SOURCE RECORDS -
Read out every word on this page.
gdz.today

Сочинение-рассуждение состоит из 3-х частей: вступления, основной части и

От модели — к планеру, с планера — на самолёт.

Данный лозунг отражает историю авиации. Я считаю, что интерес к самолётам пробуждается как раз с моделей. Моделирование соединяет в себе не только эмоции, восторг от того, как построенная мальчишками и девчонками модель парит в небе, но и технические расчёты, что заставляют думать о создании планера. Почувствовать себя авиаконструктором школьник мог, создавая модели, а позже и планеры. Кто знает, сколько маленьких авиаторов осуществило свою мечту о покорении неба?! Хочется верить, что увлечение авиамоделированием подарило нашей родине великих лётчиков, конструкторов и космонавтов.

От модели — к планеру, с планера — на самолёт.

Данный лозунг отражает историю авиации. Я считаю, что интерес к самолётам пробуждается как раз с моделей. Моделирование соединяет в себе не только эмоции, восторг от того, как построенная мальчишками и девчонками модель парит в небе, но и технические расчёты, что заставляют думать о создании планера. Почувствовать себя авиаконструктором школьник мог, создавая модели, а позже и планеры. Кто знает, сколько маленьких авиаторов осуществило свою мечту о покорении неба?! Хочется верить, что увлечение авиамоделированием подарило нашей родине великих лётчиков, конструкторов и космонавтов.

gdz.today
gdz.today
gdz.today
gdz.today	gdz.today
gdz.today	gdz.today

WORK TO BE COMPLETED -
Transcribe every record above exactly as it appears.

THE RESULT -
Read out every word on this page.
gdz.today

Сочинение-рассуждение состоит из 3-х частей: вступления, основной части и

От модели — к планеру, с планера — на самолёт.

Данный лозунг отражает историю авиации. Я считаю, что интерес к самолётам пробуждается как раз с моделей. Моделирование соединяет в себе не только эмоции, восторг от того, как построенная мальчишками и девчонками модель парит в небе, но и технические расчёты, что заставляют думать о создании планера. Почувствовать себя авиаконструктором школьник мог, создавая модели, а позже и планеры. Кто знает, сколько маленьких авиаторов осуществило свою мечту о покорении неба?! Хочется верить, что увлечение авиамоделированием подарило нашей родине великих лётчиков, конструкторов и космонавтов.

От модели — к планеру, с планера — на самолёт.

Данный лозунг отражает историю авиации. Я считаю, что интерес к самолётам пробуждается как раз с моделей. Моделирование соединяет в себе не только эмоции, восторг от того, как построенная мальчишками и девчонками модель парит в небе, но и технические расчёты, что заставляют думать о создании планера. Почувствовать себя авиаконструктором школьник мог, создавая модели, а позже и планеры. Кто знает, сколько маленьких авиаторов осуществило свою мечту о покорении неба?! Хочется верить, что увлечение авиамоделированием подарило нашей родине великих лётчиков, конструкторов и космонавтов.

gdz.today
gdz.today
gdz.today
gdz.today	gdz.today
gdz.today	gdz.today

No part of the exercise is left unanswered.